- _Stored data_:
---------------

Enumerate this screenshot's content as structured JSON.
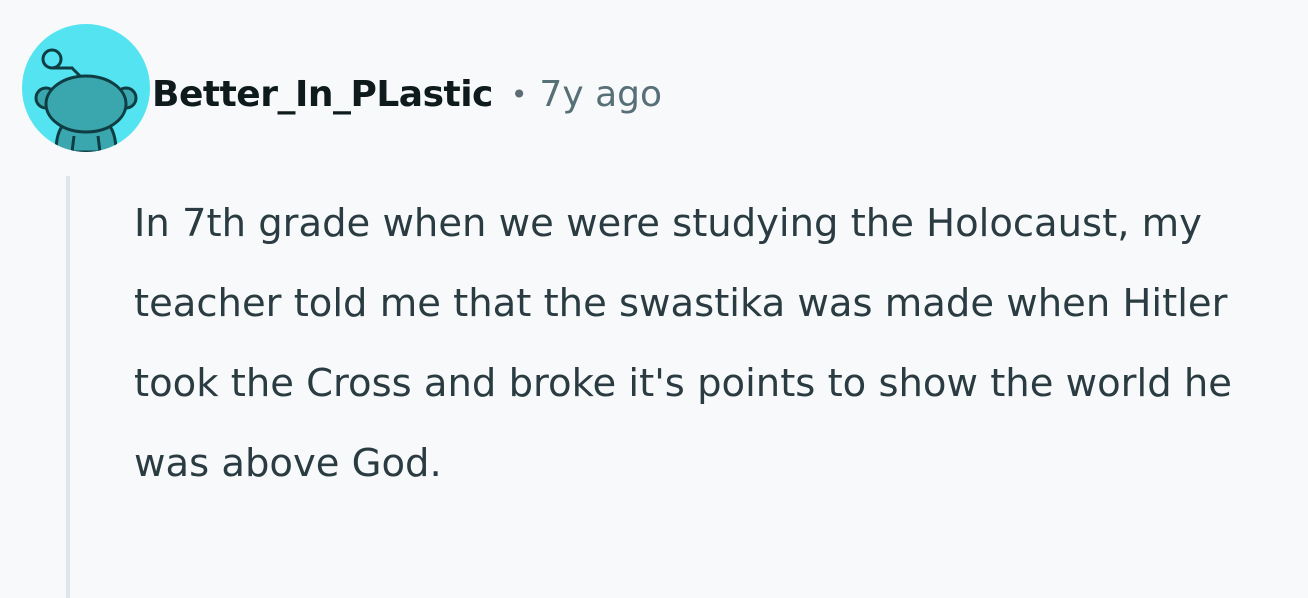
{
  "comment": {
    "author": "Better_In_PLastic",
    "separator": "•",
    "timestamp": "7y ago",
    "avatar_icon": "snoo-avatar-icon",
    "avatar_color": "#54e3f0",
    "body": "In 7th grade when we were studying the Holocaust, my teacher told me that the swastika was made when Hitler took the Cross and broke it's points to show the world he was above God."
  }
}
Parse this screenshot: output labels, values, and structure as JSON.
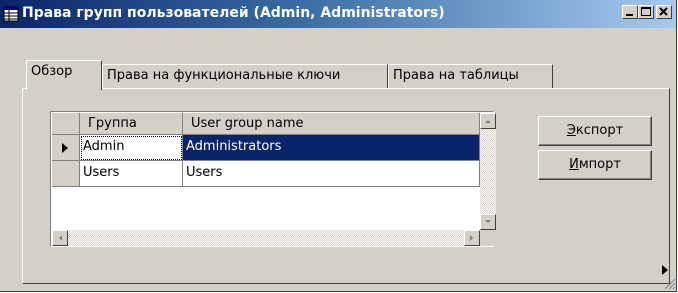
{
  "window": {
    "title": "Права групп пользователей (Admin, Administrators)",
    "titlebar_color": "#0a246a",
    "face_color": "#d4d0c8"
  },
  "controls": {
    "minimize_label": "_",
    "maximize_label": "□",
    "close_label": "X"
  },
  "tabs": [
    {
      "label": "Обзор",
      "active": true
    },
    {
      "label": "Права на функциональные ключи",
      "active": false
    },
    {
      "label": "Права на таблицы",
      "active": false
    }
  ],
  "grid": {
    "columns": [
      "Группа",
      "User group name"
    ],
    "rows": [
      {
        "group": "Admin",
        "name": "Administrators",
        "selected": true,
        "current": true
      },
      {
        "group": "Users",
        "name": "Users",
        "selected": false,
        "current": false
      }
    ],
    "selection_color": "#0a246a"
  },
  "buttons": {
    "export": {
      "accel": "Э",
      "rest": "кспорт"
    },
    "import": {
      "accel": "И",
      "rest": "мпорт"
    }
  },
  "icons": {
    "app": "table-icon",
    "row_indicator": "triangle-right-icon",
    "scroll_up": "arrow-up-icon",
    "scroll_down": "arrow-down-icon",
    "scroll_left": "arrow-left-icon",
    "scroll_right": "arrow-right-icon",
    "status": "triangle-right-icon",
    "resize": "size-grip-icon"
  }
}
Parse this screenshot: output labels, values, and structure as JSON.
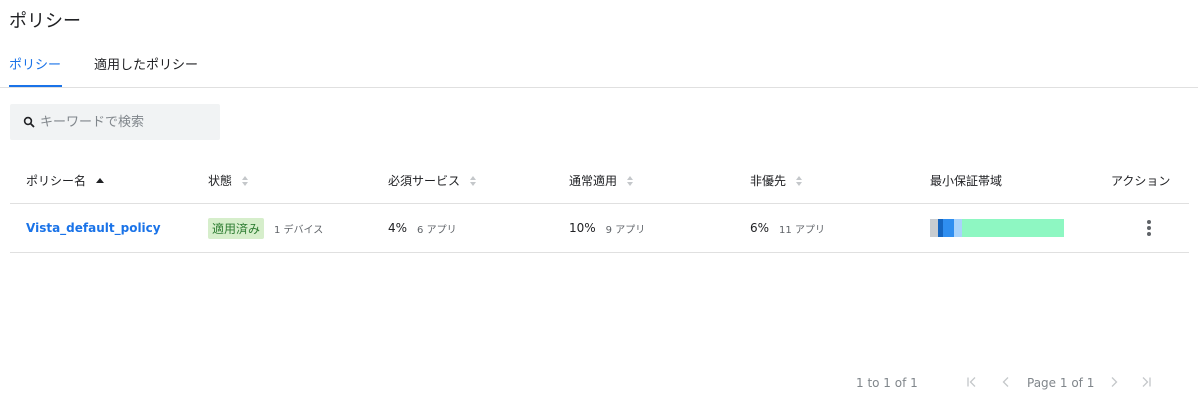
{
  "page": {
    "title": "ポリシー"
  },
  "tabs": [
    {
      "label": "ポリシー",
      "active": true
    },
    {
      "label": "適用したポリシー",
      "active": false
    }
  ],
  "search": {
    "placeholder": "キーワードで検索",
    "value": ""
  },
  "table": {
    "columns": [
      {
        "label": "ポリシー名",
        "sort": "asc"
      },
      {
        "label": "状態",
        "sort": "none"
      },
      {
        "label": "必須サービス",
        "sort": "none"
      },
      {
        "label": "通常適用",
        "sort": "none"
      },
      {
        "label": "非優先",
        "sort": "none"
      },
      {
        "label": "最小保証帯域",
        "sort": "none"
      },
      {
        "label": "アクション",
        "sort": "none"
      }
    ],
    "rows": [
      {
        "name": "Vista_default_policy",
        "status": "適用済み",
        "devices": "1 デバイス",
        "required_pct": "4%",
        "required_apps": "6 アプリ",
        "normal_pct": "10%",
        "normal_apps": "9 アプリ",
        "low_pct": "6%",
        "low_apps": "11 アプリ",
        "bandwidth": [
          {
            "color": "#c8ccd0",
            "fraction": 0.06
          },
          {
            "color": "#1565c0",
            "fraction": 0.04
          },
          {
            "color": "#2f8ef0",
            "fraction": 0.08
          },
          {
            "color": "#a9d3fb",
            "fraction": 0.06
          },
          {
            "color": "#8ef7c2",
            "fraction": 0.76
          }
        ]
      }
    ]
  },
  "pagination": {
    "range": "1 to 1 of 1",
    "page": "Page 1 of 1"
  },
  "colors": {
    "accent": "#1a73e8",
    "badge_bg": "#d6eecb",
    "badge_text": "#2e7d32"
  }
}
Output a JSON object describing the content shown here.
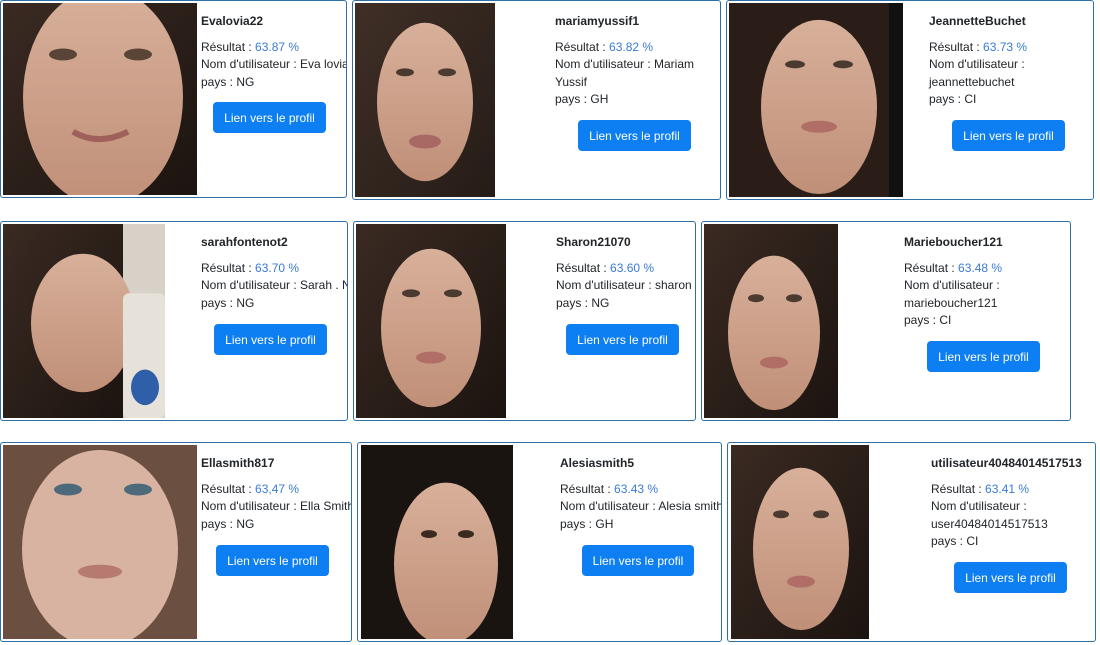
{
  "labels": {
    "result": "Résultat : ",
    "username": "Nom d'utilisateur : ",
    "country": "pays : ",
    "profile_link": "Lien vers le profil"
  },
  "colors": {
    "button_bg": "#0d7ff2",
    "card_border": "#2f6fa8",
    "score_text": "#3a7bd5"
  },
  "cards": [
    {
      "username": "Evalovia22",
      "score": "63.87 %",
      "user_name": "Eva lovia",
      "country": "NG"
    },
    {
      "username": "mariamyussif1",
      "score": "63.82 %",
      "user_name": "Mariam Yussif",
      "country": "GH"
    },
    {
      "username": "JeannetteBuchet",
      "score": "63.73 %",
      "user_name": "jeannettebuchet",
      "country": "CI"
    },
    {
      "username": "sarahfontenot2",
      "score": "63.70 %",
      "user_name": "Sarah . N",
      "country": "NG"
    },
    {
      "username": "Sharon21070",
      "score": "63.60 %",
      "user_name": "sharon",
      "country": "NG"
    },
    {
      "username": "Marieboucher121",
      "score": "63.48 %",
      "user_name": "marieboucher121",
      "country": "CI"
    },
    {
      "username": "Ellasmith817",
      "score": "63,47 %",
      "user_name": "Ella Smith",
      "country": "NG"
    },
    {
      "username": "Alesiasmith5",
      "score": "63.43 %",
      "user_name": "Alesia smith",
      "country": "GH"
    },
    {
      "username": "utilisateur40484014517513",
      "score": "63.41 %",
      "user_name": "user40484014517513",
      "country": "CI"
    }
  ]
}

---------------

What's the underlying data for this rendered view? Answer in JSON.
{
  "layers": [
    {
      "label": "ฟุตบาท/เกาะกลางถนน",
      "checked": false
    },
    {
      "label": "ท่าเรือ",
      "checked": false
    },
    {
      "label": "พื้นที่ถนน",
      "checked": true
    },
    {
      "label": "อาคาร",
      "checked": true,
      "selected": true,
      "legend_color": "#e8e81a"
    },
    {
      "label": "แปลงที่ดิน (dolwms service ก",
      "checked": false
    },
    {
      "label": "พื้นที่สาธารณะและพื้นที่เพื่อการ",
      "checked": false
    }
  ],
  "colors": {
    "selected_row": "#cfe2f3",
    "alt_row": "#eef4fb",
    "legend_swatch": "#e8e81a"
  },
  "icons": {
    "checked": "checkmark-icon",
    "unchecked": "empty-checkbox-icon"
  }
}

---------------

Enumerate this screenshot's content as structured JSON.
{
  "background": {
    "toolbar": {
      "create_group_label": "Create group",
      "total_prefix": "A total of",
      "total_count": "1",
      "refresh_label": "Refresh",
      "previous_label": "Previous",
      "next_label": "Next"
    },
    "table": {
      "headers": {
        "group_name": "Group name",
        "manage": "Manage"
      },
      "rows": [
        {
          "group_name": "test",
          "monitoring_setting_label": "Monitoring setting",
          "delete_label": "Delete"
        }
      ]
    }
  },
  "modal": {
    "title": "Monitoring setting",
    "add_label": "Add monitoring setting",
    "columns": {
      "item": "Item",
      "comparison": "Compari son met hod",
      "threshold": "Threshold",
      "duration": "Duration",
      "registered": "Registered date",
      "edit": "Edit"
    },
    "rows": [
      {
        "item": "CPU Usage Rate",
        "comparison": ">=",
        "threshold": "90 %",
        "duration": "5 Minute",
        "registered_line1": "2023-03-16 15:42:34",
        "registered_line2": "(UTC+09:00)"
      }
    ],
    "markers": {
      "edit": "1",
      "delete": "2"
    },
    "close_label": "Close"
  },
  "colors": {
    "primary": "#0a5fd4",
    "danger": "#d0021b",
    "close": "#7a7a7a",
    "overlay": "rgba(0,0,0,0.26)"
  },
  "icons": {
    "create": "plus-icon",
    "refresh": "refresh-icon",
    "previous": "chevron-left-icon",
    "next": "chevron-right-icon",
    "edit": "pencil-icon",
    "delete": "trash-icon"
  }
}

---------------

- _What you should do_: Pick out every line of the listing containing the word "triangle", and show those lines.

- _Correct answer_:
    "row_indicator": "triangle-right-icon",
    "status": "triangle-right-icon",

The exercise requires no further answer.